Enki – Custode del Mistero e dell’Origine
Descrizione
Questo volto emerge come il volto di una divinità sumera – non di un solo nome, ma di un archetipo della forza primordiale che precede le parole e le religioni.
Dalla profondità dello sfondo oscuro osservano occhi antichi come l’argilla delle prime città della Mesopotamia. Il loro sguardo non è umano – è onnisciente, segnato dalla memoria di una civiltà nata tra il Tigri e l’Eufrate. È lo sguardo insieme di un giudice e di un protettore, di un dio che conosce il prezzo della vita, della guerra e della fertilità della terra.
Il volto porta i segni del rito: il bianco come cenere sacrificale, i rossi come il sangue offerto agli dèi e il fuoco della lotta, i neri come la notte dei templi e il mistero del mondo sotterraneo. Le crepe della pittura ricordano l’argilla spaccata delle tavolette cuneiformi – registri dei destini degli uomini e degli dèi che nessuno è più in grado di decifrare pienamente.
Le labbra, tese e silenziose, non promettono consolazione. È un dio che non si giustifica davanti all’uomo. La sua presenza è una legge della natura – crudele e giusta allo stesso tempo. In bilico tra ira e compassione, guerra e amore, come negli antichi miti sumeri, dove la divinità non è mai stata indulgente.
Non è un ritratto.
È un’epifania – un momentaneo disvelamento di una forza primordiale che continua a esistere nella memoria umana, sotto gli strati della cultura, della religione e del tempo. Il volto di un dio che ci guarda oggi come guardava i primi uomini.

^^^^^^^^^^^^^^^^

Consegna A: Riscrivi come elenco puntato il paragrafo della descrizione di Enki che comincia con "Il volto porta i segni del rito", tenendo tutti i fatti principali.
Consegna B: Copia dalla descrizione di Enki il passo che va da "È un’epifania –" fino a "i primi uomini." compreso, senza cambiare nulla.

(Dati per la comprensione dei documenti)
^^^^^^^^^^^^^^^^

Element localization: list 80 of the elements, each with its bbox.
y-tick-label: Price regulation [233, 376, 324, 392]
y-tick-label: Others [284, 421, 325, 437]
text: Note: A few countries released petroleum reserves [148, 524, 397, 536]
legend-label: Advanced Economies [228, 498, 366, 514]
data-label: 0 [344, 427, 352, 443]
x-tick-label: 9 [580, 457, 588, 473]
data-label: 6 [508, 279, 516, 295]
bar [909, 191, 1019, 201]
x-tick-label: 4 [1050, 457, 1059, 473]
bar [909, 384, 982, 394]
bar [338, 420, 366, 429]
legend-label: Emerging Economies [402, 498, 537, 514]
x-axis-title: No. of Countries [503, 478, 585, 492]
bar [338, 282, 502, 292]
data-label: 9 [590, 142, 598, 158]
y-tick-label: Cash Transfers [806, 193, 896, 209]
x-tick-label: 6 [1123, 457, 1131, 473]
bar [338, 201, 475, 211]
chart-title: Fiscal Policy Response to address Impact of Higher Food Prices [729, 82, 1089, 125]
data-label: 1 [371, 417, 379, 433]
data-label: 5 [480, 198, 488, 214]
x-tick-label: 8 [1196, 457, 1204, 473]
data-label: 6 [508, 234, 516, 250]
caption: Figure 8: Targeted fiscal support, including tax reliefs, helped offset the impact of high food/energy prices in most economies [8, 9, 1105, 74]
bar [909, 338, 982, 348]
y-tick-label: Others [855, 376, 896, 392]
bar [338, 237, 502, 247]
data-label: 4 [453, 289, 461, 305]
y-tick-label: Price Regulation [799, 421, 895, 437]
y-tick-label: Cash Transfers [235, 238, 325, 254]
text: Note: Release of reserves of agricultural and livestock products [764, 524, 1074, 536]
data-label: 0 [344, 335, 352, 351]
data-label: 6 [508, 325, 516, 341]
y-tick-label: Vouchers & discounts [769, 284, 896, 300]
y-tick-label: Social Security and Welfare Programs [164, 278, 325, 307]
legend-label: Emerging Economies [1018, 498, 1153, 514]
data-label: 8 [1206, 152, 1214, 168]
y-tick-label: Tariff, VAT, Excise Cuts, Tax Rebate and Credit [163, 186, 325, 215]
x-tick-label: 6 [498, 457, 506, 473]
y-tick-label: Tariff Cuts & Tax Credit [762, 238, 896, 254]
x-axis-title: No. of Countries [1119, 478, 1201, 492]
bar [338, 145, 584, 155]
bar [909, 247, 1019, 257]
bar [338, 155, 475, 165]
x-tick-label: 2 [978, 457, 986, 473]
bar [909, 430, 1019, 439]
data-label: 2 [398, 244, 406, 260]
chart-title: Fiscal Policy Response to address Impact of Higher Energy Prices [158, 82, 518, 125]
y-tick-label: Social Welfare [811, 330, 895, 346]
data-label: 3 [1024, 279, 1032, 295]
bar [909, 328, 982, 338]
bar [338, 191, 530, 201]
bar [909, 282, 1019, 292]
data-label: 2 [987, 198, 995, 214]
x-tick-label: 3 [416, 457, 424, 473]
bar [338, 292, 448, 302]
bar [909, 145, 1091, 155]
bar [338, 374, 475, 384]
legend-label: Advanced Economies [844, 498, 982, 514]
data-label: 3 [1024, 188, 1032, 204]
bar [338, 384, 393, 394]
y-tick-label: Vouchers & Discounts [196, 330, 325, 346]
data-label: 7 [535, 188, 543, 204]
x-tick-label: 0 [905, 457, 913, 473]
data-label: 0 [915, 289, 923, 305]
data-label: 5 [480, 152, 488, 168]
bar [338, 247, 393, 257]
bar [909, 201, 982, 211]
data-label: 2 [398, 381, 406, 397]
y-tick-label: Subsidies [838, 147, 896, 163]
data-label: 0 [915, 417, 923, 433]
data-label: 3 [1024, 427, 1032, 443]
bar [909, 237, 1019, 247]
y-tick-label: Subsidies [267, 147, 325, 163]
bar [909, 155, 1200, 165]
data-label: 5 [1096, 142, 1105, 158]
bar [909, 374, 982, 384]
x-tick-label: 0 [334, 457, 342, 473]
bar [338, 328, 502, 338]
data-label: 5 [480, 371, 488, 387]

^^^^^^^^^^^^^^^^

La tua risposta A:
- Il volto porta i segni del rito.
- Il bianco richiama la cenere sacrificale.
- I rossi richiamano il sangue offerto agli dèi e il fuoco della lotta.
- I neri richiamano la notte dei templi e il mistero del mondo sotterraneo.
- Le crepe della pittura ricordano l'argilla spaccata delle tavolette cuneiformi. Sono registri dei destini di uomini e dèi che nessuno sa più decifrare del tutto.

La tua risposta B:
È un’epifania – un momentaneo disvelamento di una forza primordiale che continua a esistere nella memoria umana, sotto gli strati della cultura, della religione e del tempo. Il volto di un dio che ci guarda oggi come guardava i primi uomini.